--- WHAT THE EXERCISE ASKS ---
Each entry here needs to be set down again exactly, please; pictures are left out.

--- INPUT RECORDS ---
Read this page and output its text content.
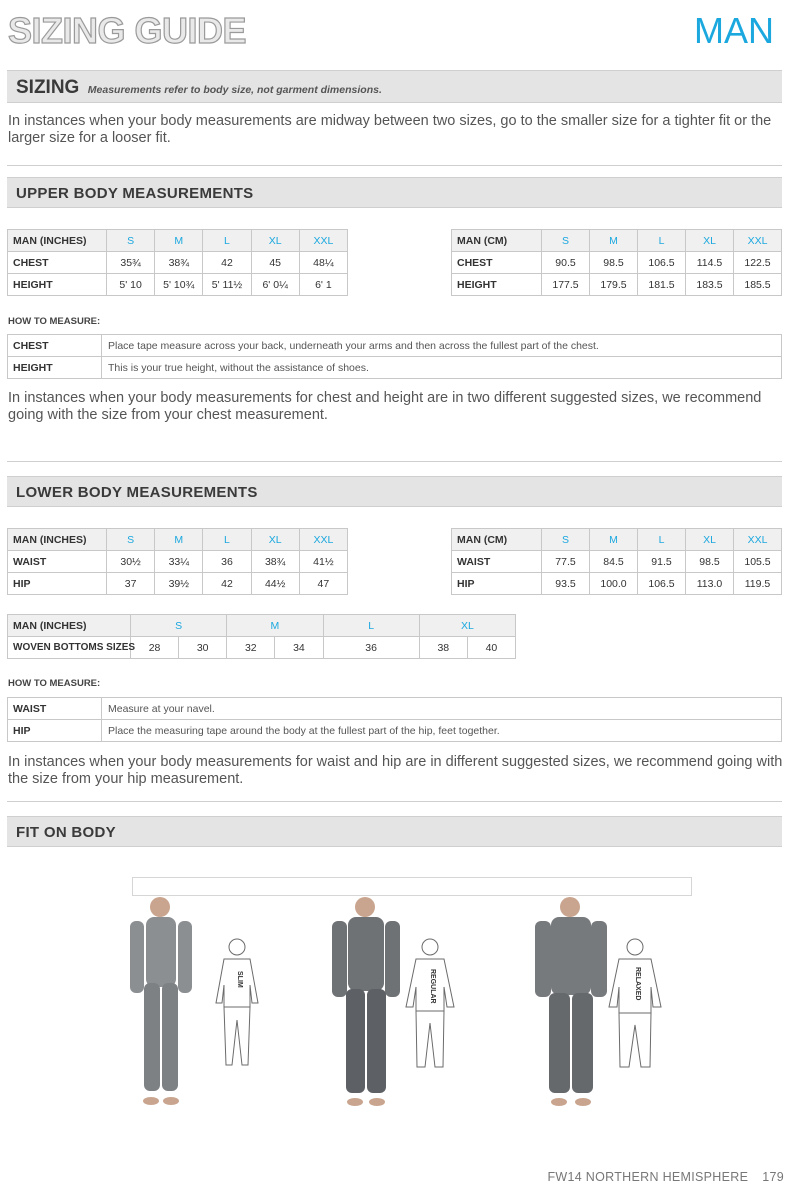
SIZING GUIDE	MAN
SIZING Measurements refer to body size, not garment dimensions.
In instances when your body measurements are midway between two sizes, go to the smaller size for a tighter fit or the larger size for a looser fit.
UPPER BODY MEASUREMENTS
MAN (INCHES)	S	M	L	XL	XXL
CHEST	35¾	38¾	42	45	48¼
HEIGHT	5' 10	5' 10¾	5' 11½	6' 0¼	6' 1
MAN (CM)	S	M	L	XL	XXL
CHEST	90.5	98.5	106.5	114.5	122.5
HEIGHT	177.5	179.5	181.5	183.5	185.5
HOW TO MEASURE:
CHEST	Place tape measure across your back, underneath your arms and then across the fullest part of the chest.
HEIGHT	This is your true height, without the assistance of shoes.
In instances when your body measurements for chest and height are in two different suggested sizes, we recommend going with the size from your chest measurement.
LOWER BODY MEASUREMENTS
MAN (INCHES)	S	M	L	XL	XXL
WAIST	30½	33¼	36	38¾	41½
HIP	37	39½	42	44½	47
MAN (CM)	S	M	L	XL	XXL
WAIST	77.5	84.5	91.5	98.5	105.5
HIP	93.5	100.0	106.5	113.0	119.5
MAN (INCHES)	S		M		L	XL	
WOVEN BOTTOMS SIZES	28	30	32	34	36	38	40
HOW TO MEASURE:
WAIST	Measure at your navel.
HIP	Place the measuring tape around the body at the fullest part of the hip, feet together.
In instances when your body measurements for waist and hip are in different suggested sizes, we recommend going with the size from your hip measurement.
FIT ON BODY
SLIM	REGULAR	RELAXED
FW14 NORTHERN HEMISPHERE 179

--- TASK RESULT ---
Read this page and output its text content.
SIZING GUIDE	MAN
SIZING Measurements refer to body size, not garment dimensions.
In instances when your body measurements are midway between two sizes, go to the smaller size for a tighter fit or the larger size for a looser fit.
UPPER BODY MEASUREMENTS
MAN (INCHES)	S	M	L	XL	XXL
CHEST	35¾	38¾	42	45	48¼
HEIGHT	5' 10	5' 10¾	5' 11½	6' 0¼	6' 1
MAN (CM)	S	M	L	XL	XXL
CHEST	90.5	98.5	106.5	114.5	122.5
HEIGHT	177.5	179.5	181.5	183.5	185.5
HOW TO MEASURE:
CHEST	Place tape measure across your back, underneath your arms and then across the fullest part of the chest.
HEIGHT	This is your true height, without the assistance of shoes.
In instances when your body measurements for chest and height are in two different suggested sizes, we recommend going with the size from your chest measurement.
LOWER BODY MEASUREMENTS
MAN (INCHES)	S	M	L	XL	XXL
WAIST	30½	33¼	36	38¾	41½
HIP	37	39½	42	44½	47
MAN (CM)	S	M	L	XL	XXL
WAIST	77.5	84.5	91.5	98.5	105.5
HIP	93.5	100.0	106.5	113.0	119.5
MAN (INCHES)	S		M		L	XL	
WOVEN BOTTOMS SIZES	28	30	32	34	36	38	40
HOW TO MEASURE:
WAIST	Measure at your navel.
HIP	Place the measuring tape around the body at the fullest part of the hip, feet together.
In instances when your body measurements for waist and hip are in different suggested sizes, we recommend going with the size from your hip measurement.
FIT ON BODY
SLIM	REGULAR	RELAXED
FW14 NORTHERN HEMISPHERE 179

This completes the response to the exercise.